— start —

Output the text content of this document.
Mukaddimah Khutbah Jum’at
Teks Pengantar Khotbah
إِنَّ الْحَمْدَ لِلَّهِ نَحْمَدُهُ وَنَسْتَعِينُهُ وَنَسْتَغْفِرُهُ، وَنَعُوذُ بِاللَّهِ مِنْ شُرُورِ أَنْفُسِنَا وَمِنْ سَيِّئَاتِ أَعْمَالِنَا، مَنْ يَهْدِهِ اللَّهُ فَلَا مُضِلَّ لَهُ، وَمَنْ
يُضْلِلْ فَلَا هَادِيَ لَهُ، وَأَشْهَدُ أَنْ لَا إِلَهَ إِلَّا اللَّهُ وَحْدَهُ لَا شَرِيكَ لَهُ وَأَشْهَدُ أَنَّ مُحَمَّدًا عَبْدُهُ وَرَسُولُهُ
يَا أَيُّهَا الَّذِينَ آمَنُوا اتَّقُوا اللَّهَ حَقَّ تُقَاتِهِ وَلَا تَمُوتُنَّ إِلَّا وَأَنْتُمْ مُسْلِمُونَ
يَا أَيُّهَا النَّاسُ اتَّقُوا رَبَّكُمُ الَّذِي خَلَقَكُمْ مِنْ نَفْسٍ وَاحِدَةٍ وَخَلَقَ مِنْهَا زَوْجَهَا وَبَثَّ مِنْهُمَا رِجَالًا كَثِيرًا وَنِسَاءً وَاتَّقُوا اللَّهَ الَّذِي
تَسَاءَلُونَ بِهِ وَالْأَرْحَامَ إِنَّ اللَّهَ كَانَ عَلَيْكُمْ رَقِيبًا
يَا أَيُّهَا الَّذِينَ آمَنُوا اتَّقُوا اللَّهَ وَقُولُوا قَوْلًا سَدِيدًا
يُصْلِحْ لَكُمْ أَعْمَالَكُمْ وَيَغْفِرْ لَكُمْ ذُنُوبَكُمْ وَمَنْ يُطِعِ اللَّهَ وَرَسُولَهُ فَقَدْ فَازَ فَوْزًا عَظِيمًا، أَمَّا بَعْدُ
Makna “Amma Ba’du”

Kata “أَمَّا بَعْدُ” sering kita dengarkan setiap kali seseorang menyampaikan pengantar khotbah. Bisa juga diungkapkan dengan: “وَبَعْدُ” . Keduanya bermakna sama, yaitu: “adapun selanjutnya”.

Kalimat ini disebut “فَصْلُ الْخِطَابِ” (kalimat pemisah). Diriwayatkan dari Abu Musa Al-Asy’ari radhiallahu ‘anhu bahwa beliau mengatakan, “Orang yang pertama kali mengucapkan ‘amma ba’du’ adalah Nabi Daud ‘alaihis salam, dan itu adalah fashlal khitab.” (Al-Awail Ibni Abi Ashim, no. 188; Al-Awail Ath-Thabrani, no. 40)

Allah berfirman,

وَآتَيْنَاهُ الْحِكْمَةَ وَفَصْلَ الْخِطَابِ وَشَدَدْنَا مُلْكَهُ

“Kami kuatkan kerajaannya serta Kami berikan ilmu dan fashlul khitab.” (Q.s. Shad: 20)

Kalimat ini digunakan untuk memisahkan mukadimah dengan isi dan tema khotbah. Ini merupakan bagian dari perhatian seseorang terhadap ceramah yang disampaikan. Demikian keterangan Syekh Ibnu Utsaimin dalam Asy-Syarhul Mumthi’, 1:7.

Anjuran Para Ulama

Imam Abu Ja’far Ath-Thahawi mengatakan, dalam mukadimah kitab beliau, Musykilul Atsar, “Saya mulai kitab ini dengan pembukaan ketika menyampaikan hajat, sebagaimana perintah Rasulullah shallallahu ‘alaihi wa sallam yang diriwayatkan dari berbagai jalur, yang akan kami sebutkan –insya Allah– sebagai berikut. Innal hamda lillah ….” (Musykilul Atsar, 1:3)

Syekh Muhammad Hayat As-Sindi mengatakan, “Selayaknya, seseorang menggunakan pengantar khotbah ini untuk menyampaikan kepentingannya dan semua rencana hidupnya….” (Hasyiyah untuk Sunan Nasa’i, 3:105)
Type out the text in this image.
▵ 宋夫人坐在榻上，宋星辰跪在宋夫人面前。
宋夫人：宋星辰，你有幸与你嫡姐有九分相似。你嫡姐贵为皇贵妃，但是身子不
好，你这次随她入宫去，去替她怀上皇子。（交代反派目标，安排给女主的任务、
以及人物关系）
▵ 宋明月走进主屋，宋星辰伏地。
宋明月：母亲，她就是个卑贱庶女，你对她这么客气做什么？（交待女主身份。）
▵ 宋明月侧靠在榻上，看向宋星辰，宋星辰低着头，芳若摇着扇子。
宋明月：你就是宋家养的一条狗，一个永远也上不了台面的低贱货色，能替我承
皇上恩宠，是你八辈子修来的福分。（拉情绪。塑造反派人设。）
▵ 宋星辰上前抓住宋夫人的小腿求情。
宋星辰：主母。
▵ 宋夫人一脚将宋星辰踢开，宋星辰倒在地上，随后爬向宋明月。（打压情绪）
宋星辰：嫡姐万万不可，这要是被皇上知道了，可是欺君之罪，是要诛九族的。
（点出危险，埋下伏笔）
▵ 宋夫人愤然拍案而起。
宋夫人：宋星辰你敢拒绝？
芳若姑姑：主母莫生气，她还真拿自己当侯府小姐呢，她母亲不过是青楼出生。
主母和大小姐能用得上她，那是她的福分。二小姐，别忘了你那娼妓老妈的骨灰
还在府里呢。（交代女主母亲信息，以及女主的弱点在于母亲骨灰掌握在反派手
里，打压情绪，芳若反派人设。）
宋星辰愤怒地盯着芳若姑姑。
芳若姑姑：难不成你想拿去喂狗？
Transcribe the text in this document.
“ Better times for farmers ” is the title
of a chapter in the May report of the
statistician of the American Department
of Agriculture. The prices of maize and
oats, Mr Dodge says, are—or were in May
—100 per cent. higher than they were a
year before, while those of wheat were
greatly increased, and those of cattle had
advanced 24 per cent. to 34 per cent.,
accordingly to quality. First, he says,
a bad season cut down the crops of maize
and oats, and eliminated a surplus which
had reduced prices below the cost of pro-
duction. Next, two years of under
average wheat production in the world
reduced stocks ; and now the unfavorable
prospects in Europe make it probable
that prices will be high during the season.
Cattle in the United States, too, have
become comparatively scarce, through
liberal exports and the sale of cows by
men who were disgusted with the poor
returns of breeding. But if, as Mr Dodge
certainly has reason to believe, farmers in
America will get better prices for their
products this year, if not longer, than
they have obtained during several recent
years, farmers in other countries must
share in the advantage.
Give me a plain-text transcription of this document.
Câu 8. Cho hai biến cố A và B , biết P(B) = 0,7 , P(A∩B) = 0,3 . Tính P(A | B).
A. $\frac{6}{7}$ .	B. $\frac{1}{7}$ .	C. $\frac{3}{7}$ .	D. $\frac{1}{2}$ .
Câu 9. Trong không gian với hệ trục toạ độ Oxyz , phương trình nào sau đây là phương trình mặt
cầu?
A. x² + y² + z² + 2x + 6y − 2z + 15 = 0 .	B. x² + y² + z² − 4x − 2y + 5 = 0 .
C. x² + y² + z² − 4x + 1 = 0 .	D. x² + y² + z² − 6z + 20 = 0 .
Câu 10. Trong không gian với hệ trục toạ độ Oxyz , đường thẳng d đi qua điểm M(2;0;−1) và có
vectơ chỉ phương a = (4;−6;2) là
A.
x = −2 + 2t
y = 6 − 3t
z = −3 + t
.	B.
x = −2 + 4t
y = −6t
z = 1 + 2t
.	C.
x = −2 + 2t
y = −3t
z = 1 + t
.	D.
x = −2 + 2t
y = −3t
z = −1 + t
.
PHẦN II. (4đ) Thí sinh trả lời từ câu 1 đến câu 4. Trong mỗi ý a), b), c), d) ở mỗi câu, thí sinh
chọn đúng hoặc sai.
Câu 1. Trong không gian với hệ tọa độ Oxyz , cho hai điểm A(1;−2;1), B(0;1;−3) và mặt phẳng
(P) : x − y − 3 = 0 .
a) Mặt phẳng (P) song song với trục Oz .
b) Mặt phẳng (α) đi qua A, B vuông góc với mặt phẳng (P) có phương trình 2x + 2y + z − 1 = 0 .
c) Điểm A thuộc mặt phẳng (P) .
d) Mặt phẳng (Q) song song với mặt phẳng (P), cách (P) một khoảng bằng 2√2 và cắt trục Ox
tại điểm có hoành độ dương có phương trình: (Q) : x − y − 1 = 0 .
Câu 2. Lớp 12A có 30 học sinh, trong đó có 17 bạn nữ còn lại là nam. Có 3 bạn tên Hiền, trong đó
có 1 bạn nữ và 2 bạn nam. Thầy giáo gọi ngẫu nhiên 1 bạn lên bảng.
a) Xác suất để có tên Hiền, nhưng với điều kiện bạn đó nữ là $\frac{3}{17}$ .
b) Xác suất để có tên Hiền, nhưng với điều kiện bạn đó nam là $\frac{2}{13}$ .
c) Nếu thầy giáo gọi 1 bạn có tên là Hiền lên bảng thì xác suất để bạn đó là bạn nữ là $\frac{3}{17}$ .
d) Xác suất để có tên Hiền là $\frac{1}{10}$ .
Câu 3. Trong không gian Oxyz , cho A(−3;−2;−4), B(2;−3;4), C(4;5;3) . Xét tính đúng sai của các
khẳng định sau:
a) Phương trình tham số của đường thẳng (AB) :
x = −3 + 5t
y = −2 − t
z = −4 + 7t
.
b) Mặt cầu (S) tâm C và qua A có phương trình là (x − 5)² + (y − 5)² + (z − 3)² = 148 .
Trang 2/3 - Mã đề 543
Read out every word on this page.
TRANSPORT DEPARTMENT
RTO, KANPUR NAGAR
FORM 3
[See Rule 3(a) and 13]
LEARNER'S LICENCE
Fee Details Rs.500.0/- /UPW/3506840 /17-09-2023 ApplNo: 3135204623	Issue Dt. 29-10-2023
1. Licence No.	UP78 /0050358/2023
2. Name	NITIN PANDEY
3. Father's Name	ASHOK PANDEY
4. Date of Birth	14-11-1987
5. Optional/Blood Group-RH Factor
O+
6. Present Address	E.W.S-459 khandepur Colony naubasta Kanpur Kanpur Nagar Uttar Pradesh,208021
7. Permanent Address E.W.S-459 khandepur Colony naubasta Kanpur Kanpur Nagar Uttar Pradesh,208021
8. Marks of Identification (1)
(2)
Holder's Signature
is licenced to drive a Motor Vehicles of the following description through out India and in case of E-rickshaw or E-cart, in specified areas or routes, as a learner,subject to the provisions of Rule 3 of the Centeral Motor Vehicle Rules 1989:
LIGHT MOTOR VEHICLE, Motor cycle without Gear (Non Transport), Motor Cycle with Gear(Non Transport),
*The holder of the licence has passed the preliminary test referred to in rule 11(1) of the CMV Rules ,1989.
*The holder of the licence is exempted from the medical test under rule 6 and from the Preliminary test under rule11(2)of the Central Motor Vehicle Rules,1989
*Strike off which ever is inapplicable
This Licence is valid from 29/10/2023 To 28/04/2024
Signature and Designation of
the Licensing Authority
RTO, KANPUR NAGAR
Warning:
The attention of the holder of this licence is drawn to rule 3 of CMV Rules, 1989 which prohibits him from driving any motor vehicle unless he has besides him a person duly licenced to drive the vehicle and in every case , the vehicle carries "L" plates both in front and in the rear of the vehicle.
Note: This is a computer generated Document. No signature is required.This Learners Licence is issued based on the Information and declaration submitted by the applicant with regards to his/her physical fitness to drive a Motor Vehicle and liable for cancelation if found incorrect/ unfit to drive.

— end —

Problem to work on
Only the number is wanted: how many lines of the data contain the word "test"?

Result of the exercise
2